From the listing that follows, output everything exactly except the pictures.

start

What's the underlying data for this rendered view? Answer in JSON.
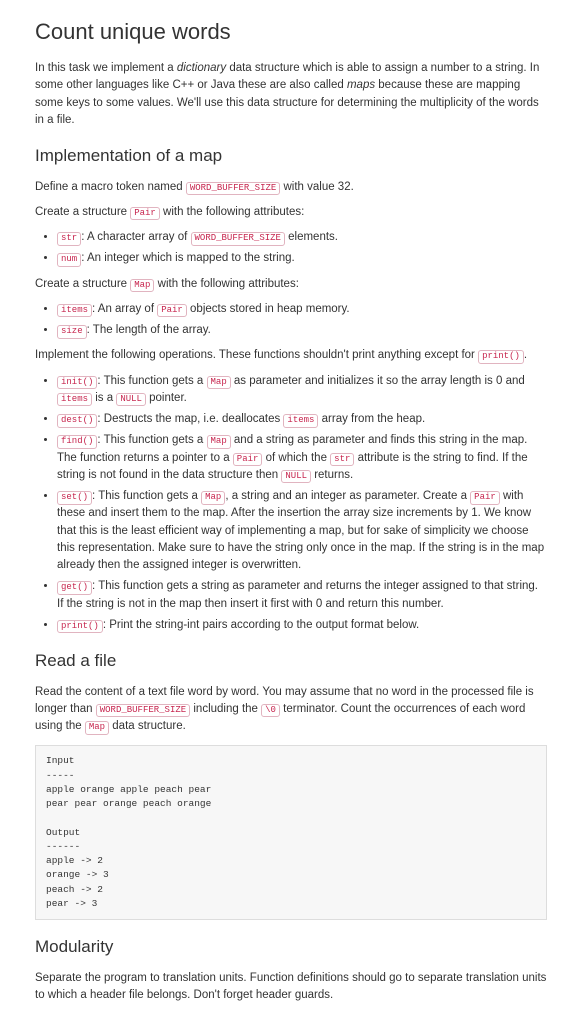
{
  "title": "Count unique words",
  "intro_part1": "In this task we implement a ",
  "intro_em1": "dictionary",
  "intro_part2": " data structure which is able to assign a number to a string. In some other languages like C++ or Java these are also called ",
  "intro_em2": "maps",
  "intro_part3": " because these are mapping some keys to some values. We'll use this data structure for determining the multiplicity of the words in a file.",
  "h2_impl": "Implementation of a map",
  "impl_macro_p1": "Define a macro token named ",
  "impl_macro_code": "WORD_BUFFER_SIZE",
  "impl_macro_p2": " with value 32.",
  "impl_pair_p1": "Create a structure ",
  "impl_pair_code": "Pair",
  "impl_pair_p2": " with the following attributes:",
  "pair_li1_code": "str",
  "pair_li1_t1": ": A character array of ",
  "pair_li1_code2": "WORD_BUFFER_SIZE",
  "pair_li1_t2": " elements.",
  "pair_li2_code": "num",
  "pair_li2_t1": ": An integer which is mapped to the string.",
  "impl_map_p1": "Create a structure ",
  "impl_map_code": "Map",
  "impl_map_p2": " with the following attributes:",
  "map_li1_code": "items",
  "map_li1_t1": ": An array of ",
  "map_li1_code2": "Pair",
  "map_li1_t2": " objects stored in heap memory.",
  "map_li2_code": "size",
  "map_li2_t1": ": The length of the array.",
  "ops_p1": "Implement the following operations. These functions shouldn't print anything except for ",
  "ops_code": "print()",
  "ops_p2": ".",
  "op1_code": "init()",
  "op1_t1": ": This function gets a ",
  "op1_code2": "Map",
  "op1_t2": " as parameter and initializes it so the array length is 0 and ",
  "op1_code3": "items",
  "op1_t3": " is a ",
  "op1_code4": "NULL",
  "op1_t4": " pointer.",
  "op2_code": "dest()",
  "op2_t1": ": Destructs the map, i.e. deallocates ",
  "op2_code2": "items",
  "op2_t2": " array from the heap.",
  "op3_code": "find()",
  "op3_t1": ": This function gets a ",
  "op3_code2": "Map",
  "op3_t2": " and a string as parameter and finds this string in the map. The function returns a pointer to a ",
  "op3_code3": "Pair",
  "op3_t3": " of which the ",
  "op3_code4": "str",
  "op3_t4": " attribute is the string to find. If the string is not found in the data structure then ",
  "op3_code5": "NULL",
  "op3_t5": " returns.",
  "op4_code": "set()",
  "op4_t1": ": This function gets a ",
  "op4_code2": "Map",
  "op4_t2": ", a string and an integer as parameter. Create a ",
  "op4_code3": "Pair",
  "op4_t3": " with these and insert them to the map. After the insertion the array size increments by 1. We know that this is the least efficient way of implementing a map, but for sake of simplicity we choose this representation. Make sure to have the string only once in the map. If the string is in the map already then the assigned integer is overwritten.",
  "op5_code": "get()",
  "op5_t1": ": This function gets a string as parameter and returns the integer assigned to that string. If the string is not in the map then insert it first with 0 and return this number.",
  "op6_code": "print()",
  "op6_t1": ": Print the string-int pairs according to the output format below.",
  "h2_read": "Read a file",
  "read_p1": "Read the content of a text file word by word. You may assume that no word in the processed file is longer than ",
  "read_code1": "WORD_BUFFER_SIZE",
  "read_p2": " including the ",
  "read_code2": "\\0",
  "read_p3": " terminator. Count the occurrences of each word using the ",
  "read_code3": "Map",
  "read_p4": " data structure.",
  "example": "Input\n-----\napple orange apple peach pear\npear pear orange peach orange\n\nOutput\n------\napple -> 2\norange -> 3\npeach -> 2\npear -> 3",
  "h2_mod": "Modularity",
  "mod_p": "Separate the program to translation units. Function definitions should go to separate translation units to which a header file belongs. Don't forget header guards."
}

end

*COMPLETE ANSWER*
What's the underlying data for this rendered view? Answer in JSON.
{
  "title": "Count unique words",
  "intro_part1": "In this task we implement a ",
  "intro_em1": "dictionary",
  "intro_part2": " data structure which is able to assign a number to a string. In some other languages like C++ or Java these are also called ",
  "intro_em2": "maps",
  "intro_part3": " because these are mapping some keys to some values. We'll use this data structure for determining the multiplicity of the words in a file.",
  "h2_impl": "Implementation of a map",
  "impl_macro_p1": "Define a macro token named ",
  "impl_macro_code": "WORD_BUFFER_SIZE",
  "impl_macro_p2": " with value 32.",
  "impl_pair_p1": "Create a structure ",
  "impl_pair_code": "Pair",
  "impl_pair_p2": " with the following attributes:",
  "pair_li1_code": "str",
  "pair_li1_t1": ": A character array of ",
  "pair_li1_code2": "WORD_BUFFER_SIZE",
  "pair_li1_t2": " elements.",
  "pair_li2_code": "num",
  "pair_li2_t1": ": An integer which is mapped to the string.",
  "impl_map_p1": "Create a structure ",
  "impl_map_code": "Map",
  "impl_map_p2": " with the following attributes:",
  "map_li1_code": "items",
  "map_li1_t1": ": An array of ",
  "map_li1_code2": "Pair",
  "map_li1_t2": " objects stored in heap memory.",
  "map_li2_code": "size",
  "map_li2_t1": ": The length of the array.",
  "ops_p1": "Implement the following operations. These functions shouldn't print anything except for ",
  "ops_code": "print()",
  "ops_p2": ".",
  "op1_code": "init()",
  "op1_t1": ": This function gets a ",
  "op1_code2": "Map",
  "op1_t2": " as parameter and initializes it so the array length is 0 and ",
  "op1_code3": "items",
  "op1_t3": " is a ",
  "op1_code4": "NULL",
  "op1_t4": " pointer.",
  "op2_code": "dest()",
  "op2_t1": ": Destructs the map, i.e. deallocates ",
  "op2_code2": "items",
  "op2_t2": " array from the heap.",
  "op3_code": "find()",
  "op3_t1": ": This function gets a ",
  "op3_code2": "Map",
  "op3_t2": " and a string as parameter and finds this string in the map. The function returns a pointer to a ",
  "op3_code3": "Pair",
  "op3_t3": " of which the ",
  "op3_code4": "str",
  "op3_t4": " attribute is the string to find. If the string is not found in the data structure then ",
  "op3_code5": "NULL",
  "op3_t5": " returns.",
  "op4_code": "set()",
  "op4_t1": ": This function gets a ",
  "op4_code2": "Map",
  "op4_t2": ", a string and an integer as parameter. Create a ",
  "op4_code3": "Pair",
  "op4_t3": " with these and insert them to the map. After the insertion the array size increments by 1. We know that this is the least efficient way of implementing a map, but for sake of simplicity we choose this representation. Make sure to have the string only once in the map. If the string is in the map already then the assigned integer is overwritten.",
  "op5_code": "get()",
  "op5_t1": ": This function gets a string as parameter and returns the integer assigned to that string. If the string is not in the map then insert it first with 0 and return this number.",
  "op6_code": "print()",
  "op6_t1": ": Print the string-int pairs according to the output format below.",
  "h2_read": "Read a file",
  "read_p1": "Read the content of a text file word by word. You may assume that no word in the processed file is longer than ",
  "read_code1": "WORD_BUFFER_SIZE",
  "read_p2": " including the ",
  "read_code2": "\\0",
  "read_p3": " terminator. Count the occurrences of each word using the ",
  "read_code3": "Map",
  "read_p4": " data structure.",
  "example": "Input\n-----\napple orange apple peach pear\npear pear orange peach orange\n\nOutput\n------\napple -> 2\norange -> 3\npeach -> 2\npear -> 3",
  "h2_mod": "Modularity",
  "mod_p": "Separate the program to translation units. Function definitions should go to separate translation units to which a header file belongs. Don't forget header guards."
}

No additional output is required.